TASK INPUTS
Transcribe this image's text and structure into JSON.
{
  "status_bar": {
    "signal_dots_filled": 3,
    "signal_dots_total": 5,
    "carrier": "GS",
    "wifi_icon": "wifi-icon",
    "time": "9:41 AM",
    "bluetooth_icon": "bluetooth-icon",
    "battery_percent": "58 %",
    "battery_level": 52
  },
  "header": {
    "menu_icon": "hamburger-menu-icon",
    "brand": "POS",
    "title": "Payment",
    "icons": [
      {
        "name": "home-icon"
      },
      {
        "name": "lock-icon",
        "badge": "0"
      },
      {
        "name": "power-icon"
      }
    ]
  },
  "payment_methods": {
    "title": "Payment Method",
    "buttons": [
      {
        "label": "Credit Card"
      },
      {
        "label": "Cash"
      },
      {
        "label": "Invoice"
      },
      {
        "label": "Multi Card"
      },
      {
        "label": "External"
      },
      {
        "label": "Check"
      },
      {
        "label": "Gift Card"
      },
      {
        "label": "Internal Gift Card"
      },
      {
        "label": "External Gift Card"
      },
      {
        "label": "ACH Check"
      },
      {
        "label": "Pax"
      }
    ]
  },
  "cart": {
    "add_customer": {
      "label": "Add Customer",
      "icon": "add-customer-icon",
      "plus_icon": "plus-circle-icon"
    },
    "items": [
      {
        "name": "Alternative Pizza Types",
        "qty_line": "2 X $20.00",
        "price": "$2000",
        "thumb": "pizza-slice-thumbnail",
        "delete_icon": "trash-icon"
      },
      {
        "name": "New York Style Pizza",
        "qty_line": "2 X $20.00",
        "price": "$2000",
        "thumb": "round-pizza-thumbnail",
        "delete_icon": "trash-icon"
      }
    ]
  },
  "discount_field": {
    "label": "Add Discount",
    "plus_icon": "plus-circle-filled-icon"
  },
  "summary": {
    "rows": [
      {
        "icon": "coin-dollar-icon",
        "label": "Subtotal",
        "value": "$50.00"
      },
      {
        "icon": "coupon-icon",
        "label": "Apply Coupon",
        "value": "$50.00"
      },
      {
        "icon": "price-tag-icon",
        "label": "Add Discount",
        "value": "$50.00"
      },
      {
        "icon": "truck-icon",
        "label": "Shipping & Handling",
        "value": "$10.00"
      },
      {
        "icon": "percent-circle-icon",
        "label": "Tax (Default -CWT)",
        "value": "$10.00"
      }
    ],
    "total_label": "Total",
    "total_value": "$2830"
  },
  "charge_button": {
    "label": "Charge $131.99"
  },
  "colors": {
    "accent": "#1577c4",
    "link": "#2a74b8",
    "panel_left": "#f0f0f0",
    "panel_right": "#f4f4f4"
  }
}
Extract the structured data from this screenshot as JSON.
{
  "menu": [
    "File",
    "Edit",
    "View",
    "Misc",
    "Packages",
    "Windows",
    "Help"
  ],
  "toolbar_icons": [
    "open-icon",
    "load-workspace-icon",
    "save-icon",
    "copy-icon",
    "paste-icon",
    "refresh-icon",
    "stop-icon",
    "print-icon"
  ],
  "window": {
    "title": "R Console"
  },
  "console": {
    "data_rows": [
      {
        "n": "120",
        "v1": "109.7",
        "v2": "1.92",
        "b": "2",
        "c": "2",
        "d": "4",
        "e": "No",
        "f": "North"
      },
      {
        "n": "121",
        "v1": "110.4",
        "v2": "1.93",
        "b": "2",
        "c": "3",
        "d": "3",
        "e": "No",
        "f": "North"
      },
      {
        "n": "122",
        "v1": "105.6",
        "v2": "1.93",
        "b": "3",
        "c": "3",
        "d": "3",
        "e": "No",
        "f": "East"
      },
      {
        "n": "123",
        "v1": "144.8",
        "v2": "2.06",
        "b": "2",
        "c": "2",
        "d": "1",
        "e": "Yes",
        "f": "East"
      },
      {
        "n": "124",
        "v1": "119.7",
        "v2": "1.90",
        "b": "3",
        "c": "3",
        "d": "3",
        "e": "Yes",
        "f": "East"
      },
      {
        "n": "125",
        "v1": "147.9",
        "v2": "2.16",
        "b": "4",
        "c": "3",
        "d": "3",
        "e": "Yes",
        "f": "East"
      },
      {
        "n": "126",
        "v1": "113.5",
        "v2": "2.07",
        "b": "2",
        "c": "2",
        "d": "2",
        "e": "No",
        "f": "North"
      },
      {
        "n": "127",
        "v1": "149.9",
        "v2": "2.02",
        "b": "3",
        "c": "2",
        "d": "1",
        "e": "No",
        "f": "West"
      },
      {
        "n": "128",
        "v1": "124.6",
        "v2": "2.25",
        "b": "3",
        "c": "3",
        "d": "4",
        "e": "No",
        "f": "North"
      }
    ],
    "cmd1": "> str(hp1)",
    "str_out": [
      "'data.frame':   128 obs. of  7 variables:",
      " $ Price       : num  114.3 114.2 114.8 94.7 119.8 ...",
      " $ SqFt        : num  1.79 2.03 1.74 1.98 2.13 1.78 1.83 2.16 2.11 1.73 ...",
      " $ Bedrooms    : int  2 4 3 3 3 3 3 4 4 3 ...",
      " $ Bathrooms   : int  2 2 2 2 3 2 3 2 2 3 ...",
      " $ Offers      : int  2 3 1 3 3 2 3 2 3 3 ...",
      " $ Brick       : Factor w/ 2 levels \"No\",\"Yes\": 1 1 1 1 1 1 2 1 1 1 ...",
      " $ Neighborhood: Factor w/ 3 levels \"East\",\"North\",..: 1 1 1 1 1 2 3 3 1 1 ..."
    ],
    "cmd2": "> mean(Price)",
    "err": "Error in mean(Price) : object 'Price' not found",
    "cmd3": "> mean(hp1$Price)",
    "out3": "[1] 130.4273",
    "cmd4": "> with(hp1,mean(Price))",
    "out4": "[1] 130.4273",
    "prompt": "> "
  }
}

WORK INSTRUCTIONS
Please return the data above exactly as given.

WRITTEN ANSWER
Transcribe this image's text and structure into JSON.
{
  "status_bar": {
    "signal_dots_filled": 3,
    "signal_dots_total": 5,
    "carrier": "GS",
    "wifi_icon": "wifi-icon",
    "time": "9:41 AM",
    "bluetooth_icon": "bluetooth-icon",
    "battery_percent": "58 %",
    "battery_level": 52
  },
  "header": {
    "menu_icon": "hamburger-menu-icon",
    "brand": "POS",
    "title": "Payment",
    "icons": [
      {
        "name": "home-icon"
      },
      {
        "name": "lock-icon",
        "badge": "0"
      },
      {
        "name": "power-icon"
      }
    ]
  },
  "payment_methods": {
    "title": "Payment Method",
    "buttons": [
      {
        "label": "Credit Card"
      },
      {
        "label": "Cash"
      },
      {
        "label": "Invoice"
      },
      {
        "label": "Multi Card"
      },
      {
        "label": "External"
      },
      {
        "label": "Check"
      },
      {
        "label": "Gift Card"
      },
      {
        "label": "Internal Gift Card"
      },
      {
        "label": "External Gift Card"
      },
      {
        "label": "ACH Check"
      },
      {
        "label": "Pax"
      }
    ]
  },
  "cart": {
    "add_customer": {
      "label": "Add Customer",
      "icon": "add-customer-icon",
      "plus_icon": "plus-circle-icon"
    },
    "items": [
      {
        "name": "Alternative Pizza Types",
        "qty_line": "2 X $20.00",
        "price": "$2000",
        "thumb": "pizza-slice-thumbnail",
        "delete_icon": "trash-icon"
      },
      {
        "name": "New York Style Pizza",
        "qty_line": "2 X $20.00",
        "price": "$2000",
        "thumb": "round-pizza-thumbnail",
        "delete_icon": "trash-icon"
      }
    ]
  },
  "discount_field": {
    "label": "Add Discount",
    "plus_icon": "plus-circle-filled-icon"
  },
  "summary": {
    "rows": [
      {
        "icon": "coin-dollar-icon",
        "label": "Subtotal",
        "value": "$50.00"
      },
      {
        "icon": "coupon-icon",
        "label": "Apply Coupon",
        "value": "$50.00"
      },
      {
        "icon": "price-tag-icon",
        "label": "Add Discount",
        "value": "$50.00"
      },
      {
        "icon": "truck-icon",
        "label": "Shipping & Handling",
        "value": "$10.00"
      },
      {
        "icon": "percent-circle-icon",
        "label": "Tax (Default -CWT)",
        "value": "$10.00"
      }
    ],
    "total_label": "Total",
    "total_value": "$2830"
  },
  "charge_button": {
    "label": "Charge $131.99"
  },
  "colors": {
    "accent": "#1577c4",
    "link": "#2a74b8",
    "panel_left": "#f0f0f0",
    "panel_right": "#f4f4f4"
  }
}
Extract the structured data from this screenshot as JSON.
{
  "menu": [
    "File",
    "Edit",
    "View",
    "Misc",
    "Packages",
    "Windows",
    "Help"
  ],
  "toolbar_icons": [
    "open-icon",
    "load-workspace-icon",
    "save-icon",
    "copy-icon",
    "paste-icon",
    "refresh-icon",
    "stop-icon",
    "print-icon"
  ],
  "window": {
    "title": "R Console"
  },
  "console": {
    "data_rows": [
      {
        "n": "120",
        "v1": "109.7",
        "v2": "1.92",
        "b": "2",
        "c": "2",
        "d": "4",
        "e": "No",
        "f": "North"
      },
      {
        "n": "121",
        "v1": "110.4",
        "v2": "1.93",
        "b": "2",
        "c": "3",
        "d": "3",
        "e": "No",
        "f": "North"
      },
      {
        "n": "122",
        "v1": "105.6",
        "v2": "1.93",
        "b": "3",
        "c": "3",
        "d": "3",
        "e": "No",
        "f": "East"
      },
      {
        "n": "123",
        "v1": "144.8",
        "v2": "2.06",
        "b": "2",
        "c": "2",
        "d": "1",
        "e": "Yes",
        "f": "East"
      },
      {
        "n": "124",
        "v1": "119.7",
        "v2": "1.90",
        "b": "3",
        "c": "3",
        "d": "3",
        "e": "Yes",
        "f": "East"
      },
      {
        "n": "125",
        "v1": "147.9",
        "v2": "2.16",
        "b": "4",
        "c": "3",
        "d": "3",
        "e": "Yes",
        "f": "East"
      },
      {
        "n": "126",
        "v1": "113.5",
        "v2": "2.07",
        "b": "2",
        "c": "2",
        "d": "2",
        "e": "No",
        "f": "North"
      },
      {
        "n": "127",
        "v1": "149.9",
        "v2": "2.02",
        "b": "3",
        "c": "2",
        "d": "1",
        "e": "No",
        "f": "West"
      },
      {
        "n": "128",
        "v1": "124.6",
        "v2": "2.25",
        "b": "3",
        "c": "3",
        "d": "4",
        "e": "No",
        "f": "North"
      }
    ],
    "cmd1": "> str(hp1)",
    "str_out": [
      "'data.frame':   128 obs. of  7 variables:",
      " $ Price       : num  114.3 114.2 114.8 94.7 119.8 ...",
      " $ SqFt        : num  1.79 2.03 1.74 1.98 2.13 1.78 1.83 2.16 2.11 1.73 ...",
      " $ Bedrooms    : int  2 4 3 3 3 3 3 4 4 3 ...",
      " $ Bathrooms   : int  2 2 2 2 3 2 3 2 2 3 ...",
      " $ Offers      : int  2 3 1 3 3 2 3 2 3 3 ...",
      " $ Brick       : Factor w/ 2 levels \"No\",\"Yes\": 1 1 1 1 1 1 2 1 1 1 ...",
      " $ Neighborhood: Factor w/ 3 levels \"East\",\"North\",..: 1 1 1 1 1 2 3 3 1 1 ..."
    ],
    "cmd2": "> mean(Price)",
    "err": "Error in mean(Price) : object 'Price' not found",
    "cmd3": "> mean(hp1$Price)",
    "out3": "[1] 130.4273",
    "cmd4": "> with(hp1,mean(Price))",
    "out4": "[1] 130.4273",
    "prompt": "> "
  }
}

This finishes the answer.